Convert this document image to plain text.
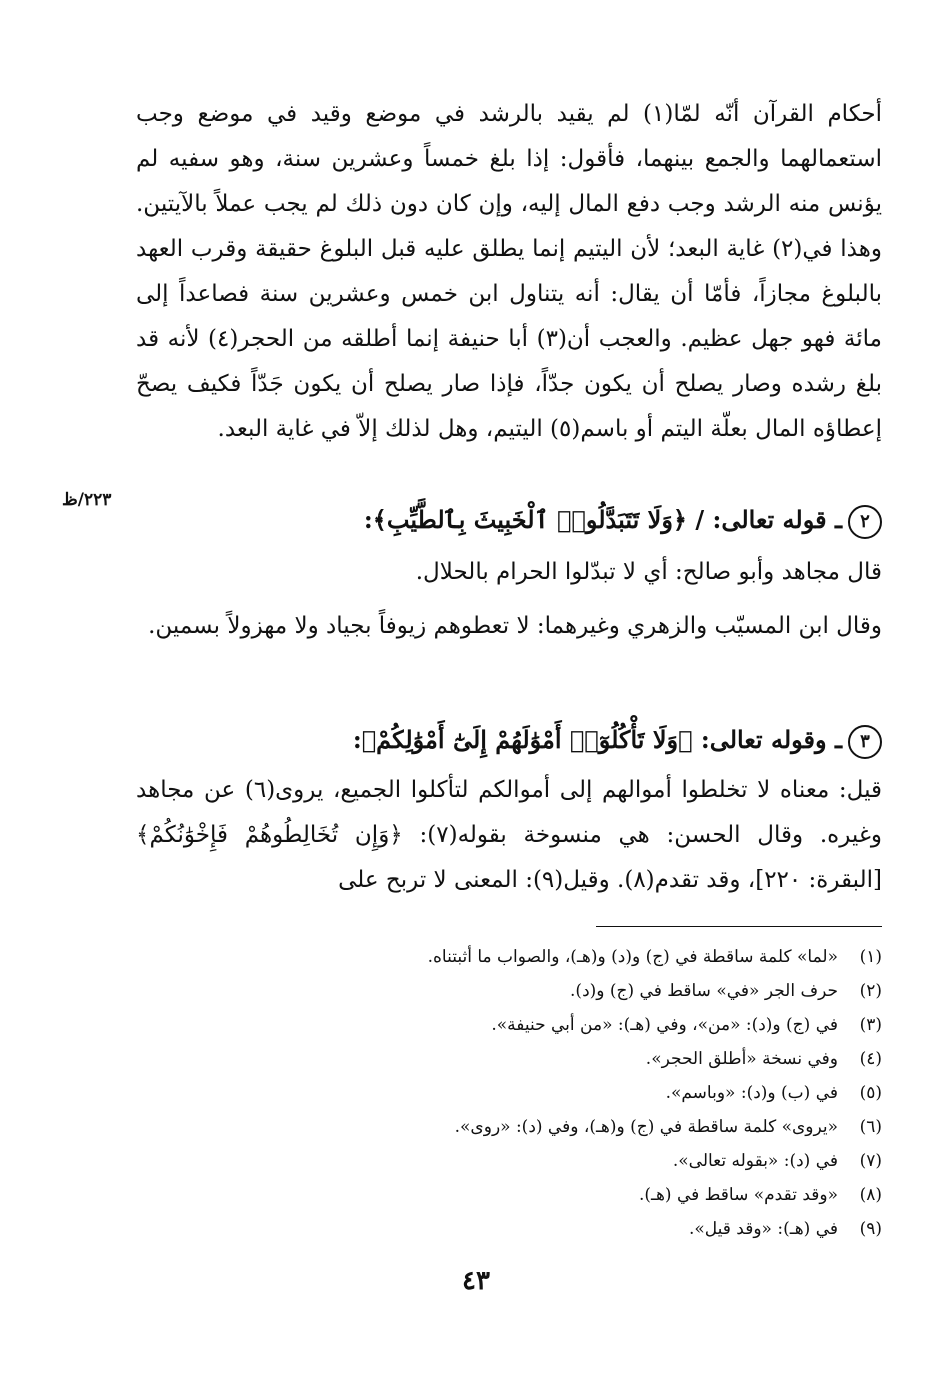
أحكام القرآن أنّه لمّا(١) لم يقيد بالرشد في موضع وقيد في موضع وجب استعمالهما والجمع بينهما، فأقول: إذا بلغ خمساً وعشرين سنة، وهو سفيه لم يؤنس منه الرشد وجب دفع المال إليه، وإن كان دون ذلك لم يجب عملاً بالآيتين. وهذا في(٢) غاية البعد؛ لأن اليتيم إنما يطلق عليه قبل البلوغ حقيقة وقرب العهد بالبلوغ مجازاً، فأمّا أن يقال: أنه يتناول ابن خمس وعشرين سنة فصاعداً إلى مائة فهو جهل عظيم. والعجب أن(٣) أبا حنيفة إنما أطلقه من الحجر(٤) لأنه قد بلغ رشده وصار يصلح أن يكون جدّاً، فإذا صار يصلح أن يكون جَدّاً فكيف يصحّ إعطاؤه المال بعلّة اليتم أو باسم(٥) اليتيم، وهل لذلك إلاّ في غاية البعد.

٢٢٣/ظ
٢ـ قوله تعالى: / ﴿وَلَا تَتَبَدَّلُوا۟ ٱلْخَبِيثَ بِٱلطَّيِّبِ﴾:

قال مجاهد وأبو صالح: أي لا تبدّلوا الحرام بالحلال.

وقال ابن المسيّب والزهري وغيرهما: لا تعطوهم زيوفاً بجياد ولا مهزولاً بسمين.

٣ـ وقوله تعالى: ﴿وَلَا تَأْكُلُوٓا۟ أَمْوَٰلَهُمْ إِلَىٰٓ أَمْوَٰلِكُمْ﴾:

قيل: معناه لا تخلطوا أموالهم إلى أموالكم لتأكلوا الجميع، يروى(٦) عن مجاهد وغيره. وقال الحسن: هي منسوخة بقوله(٧): ﴿وَإِن تُخَالِطُوهُمْ فَإِخْوَٰنُكُمْ﴾ [البقرة: ٢٢٠]، وقد تقدم(٨). وقيل(٩): المعنى لا تربح على

(١)
«لما» كلمة ساقطة في (ج) و(د) و(هـ)، والصواب ما أثبتناه.
(٢)
حرف الجر «في» ساقط في (ج) و(د).
(٣)
في (ج) و(د): «من»، وفي (هـ): «من أبي حنيفة».
(٤)
وفي نسخة «أطلق الحجر».
(٥)
في (ب) و(د): «وباسم».
(٦)
«يروى» كلمة ساقطة في (ج) و(هـ)، وفي (د): «روى».
(٧)
في (د): «بقوله تعالى».
(٨)
«وقد تقدم» ساقط في (هـ).
(٩)
في (هـ): «وقد قيل».
٤٣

— Aim —
Write out the entries above verbatim; the pictures do not belong in your copy.

— Task solution —
Convert this document image to plain text.
أحكام القرآن أنّه لمّا(١) لم يقيد بالرشد في موضع وقيد في موضع وجب استعمالهما والجمع بينهما، فأقول: إذا بلغ خمساً وعشرين سنة، وهو سفيه لم يؤنس منه الرشد وجب دفع المال إليه، وإن كان دون ذلك لم يجب عملاً بالآيتين. وهذا في(٢) غاية البعد؛ لأن اليتيم إنما يطلق عليه قبل البلوغ حقيقة وقرب العهد بالبلوغ مجازاً، فأمّا أن يقال: أنه يتناول ابن خمس وعشرين سنة فصاعداً إلى مائة فهو جهل عظيم. والعجب أن(٣) أبا حنيفة إنما أطلقه من الحجر(٤) لأنه قد بلغ رشده وصار يصلح أن يكون جدّاً، فإذا صار يصلح أن يكون جَدّاً فكيف يصحّ إعطاؤه المال بعلّة اليتم أو باسم(٥) اليتيم، وهل لذلك إلاّ في غاية البعد.

٢٢٣/ظ
٢ـ قوله تعالى: / ﴿وَلَا تَتَبَدَّلُوا۟ ٱلْخَبِيثَ بِٱلطَّيِّبِ﴾:

قال مجاهد وأبو صالح: أي لا تبدّلوا الحرام بالحلال.

وقال ابن المسيّب والزهري وغيرهما: لا تعطوهم زيوفاً بجياد ولا مهزولاً بسمين.

٣ـ وقوله تعالى: ﴿وَلَا تَأْكُلُوٓا۟ أَمْوَٰلَهُمْ إِلَىٰٓ أَمْوَٰلِكُمْ﴾:

قيل: معناه لا تخلطوا أموالهم إلى أموالكم لتأكلوا الجميع، يروى(٦) عن مجاهد وغيره. وقال الحسن: هي منسوخة بقوله(٧): ﴿وَإِن تُخَالِطُوهُمْ فَإِخْوَٰنُكُمْ﴾ [البقرة: ٢٢٠]، وقد تقدم(٨). وقيل(٩): المعنى لا تربح على

(١)
«لما» كلمة ساقطة في (ج) و(د) و(هـ)، والصواب ما أثبتناه.
(٢)
حرف الجر «في» ساقط في (ج) و(د).
(٣)
في (ج) و(د): «من»، وفي (هـ): «من أبي حنيفة».
(٤)
وفي نسخة «أطلق الحجر».
(٥)
في (ب) و(د): «وباسم».
(٦)
«يروى» كلمة ساقطة في (ج) و(هـ)، وفي (د): «روى».
(٧)
في (د): «بقوله تعالى».
(٨)
«وقد تقدم» ساقط في (هـ).
(٩)
في (هـ): «وقد قيل».
٤٣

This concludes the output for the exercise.